- [Exercise task]:
Using the data below, copy every line that contains the word "combustible".

- [Data extracted from a collection]:
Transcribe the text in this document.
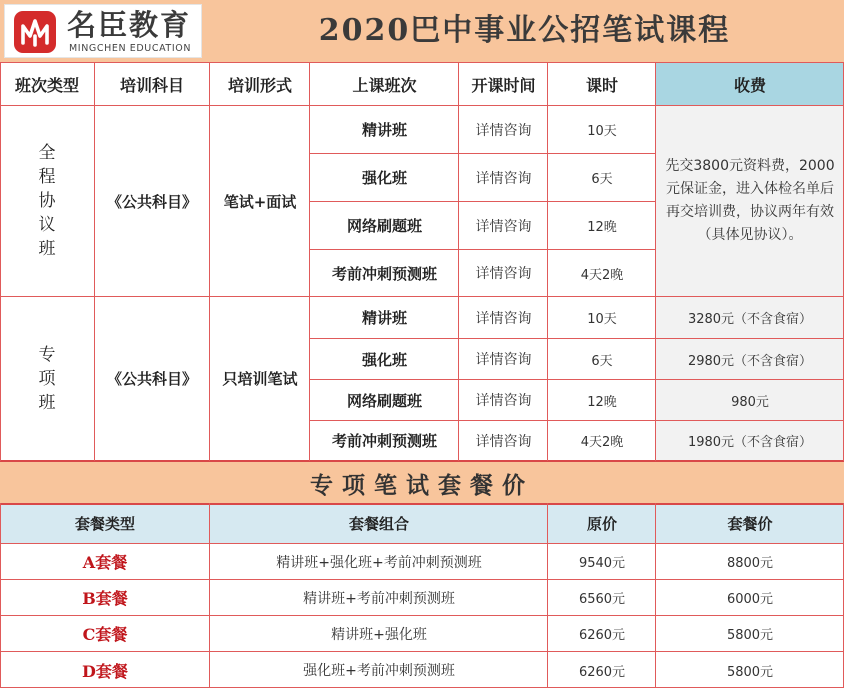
名臣教育
MINGCHEN EDUCATION
2020巴中事业公招笔试课程
班次类型	培训科目	培训形式	上课班次	开课时间	课时	收费
全程协议班
《公共科目》	笔试+面试
精讲班	详情咨询	10天
强化班	详情咨询	6天
网络刷题班	详情咨询	12晚
考前冲刺预测班	详情咨询	4天2晚
先交3800元资料费，2000元保证金，进入体检名单后再交培训费，协议两年有效（具体见协议）。
专项班
《公共科目》	只培训笔试
精讲班	详情咨询	10天	3280元（不含食宿）
强化班	详情咨询	6天	2980元（不含食宿）
网络刷题班	详情咨询	12晚	980元
考前冲刺预测班	详情咨询	4天2晚	1980元（不含食宿）
专项笔试套餐价
套餐类型	套餐组合	原价	套餐价
A套餐	精讲班+强化班+考前冲刺预测班	9540元	8800元
B套餐	精讲班+考前冲刺预测班	6560元	6000元
C套餐	精讲班+强化班	6260元	5800元
D套餐	强化班+考前冲刺预测班	6260元	5800元
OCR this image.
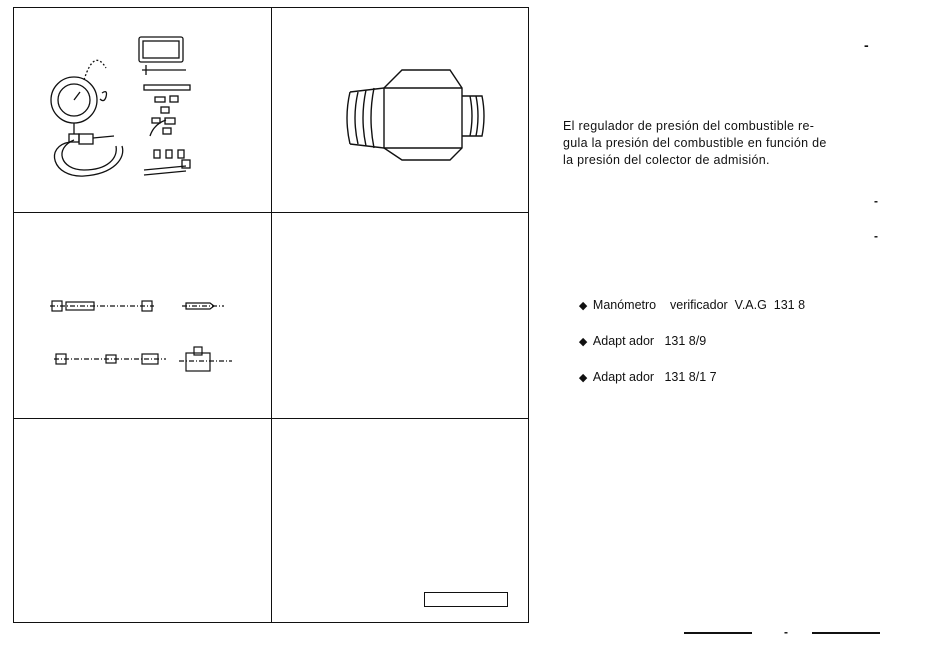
-
El regulador de presión del combustible re-
gula la presión del combustible en función de
la presión del colector de admisión.
-
-

◆ Manómetro    verificador  V.A.G  131 8

◆ Adapt ador   131 8/9

◆ Adapt ador   131 8/1 7

-
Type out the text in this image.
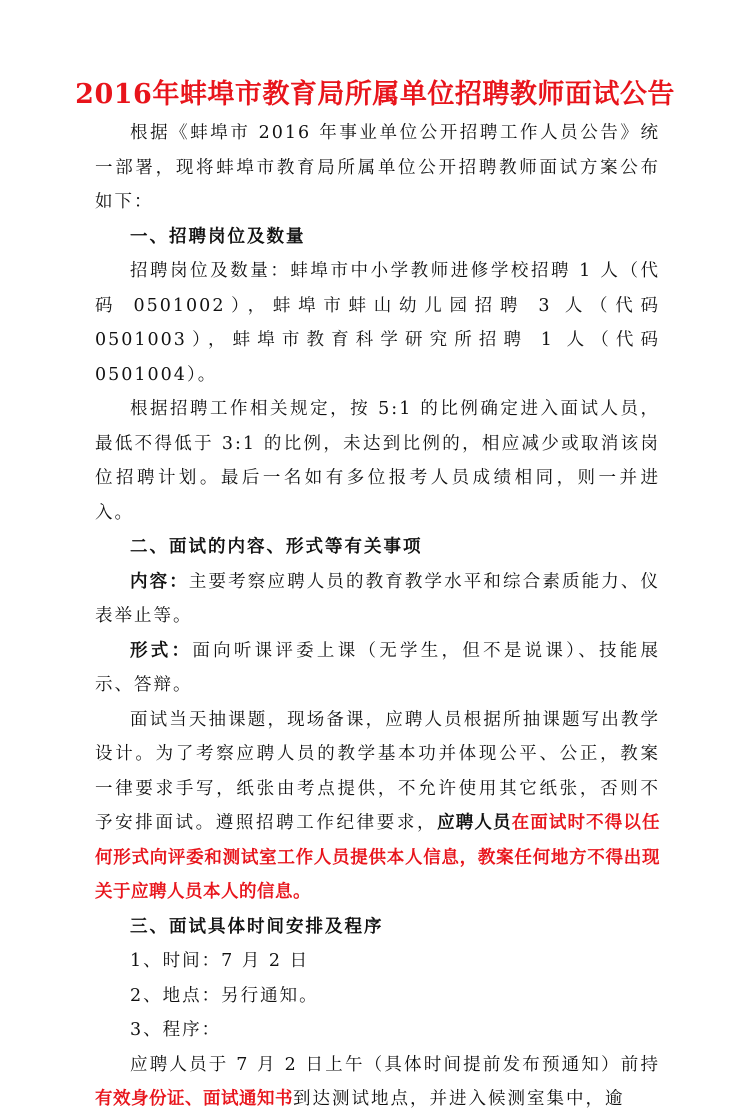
2016年蚌埠市教育局所属单位招聘教师面试公告

根据《蚌埠市 2016 年事业单位公开招聘工作人员公告》统一部署，现将蚌埠市教育局所属单位公开招聘教师面试方案公布如下：

一、招聘岗位及数量

招聘岗位及数量：蚌埠市中小学教师进修学校招聘 1 人（代码 0501002），蚌埠市蚌山幼儿园招聘 3 人（代码 0501003），蚌埠市教育科学研究所招聘 1 人（代码 0501004）。

根据招聘工作相关规定，按 5:1 的比例确定进入面试人员，最低不得低于 3:1 的比例，未达到比例的，相应减少或取消该岗位招聘计划。最后一名如有多位报考人员成绩相同，则一并进入。

二、面试的内容、形式等有关事项

内容：主要考察应聘人员的教育教学水平和综合素质能力、仪表举止等。

形式：面向听课评委上课（无学生，但不是说课）、技能展示、答辩。

面试当天抽课题，现场备课，应聘人员根据所抽课题写出教学设计。为了考察应聘人员的教学基本功并体现公平、公正，教案一律要求手写，纸张由考点提供，不允许使用其它纸张，否则不予安排面试。遵照招聘工作纪律要求，应聘人员在面试时不得以任何形式向评委和测试室工作人员提供本人信息，教案任何地方不得出现关于应聘人员本人的信息。

三、面试具体时间安排及程序

1、时间：7 月 2 日

2、地点：另行通知。

3、程序：

应聘人员于 7 月 2 日上午（具体时间提前发布预通知）前持有效身份证、面试通知书到达测试地点，并进入候测室集中，逾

- [Completed task]:
El regulador de presión del combustible re-
gula la presión del combustible en función de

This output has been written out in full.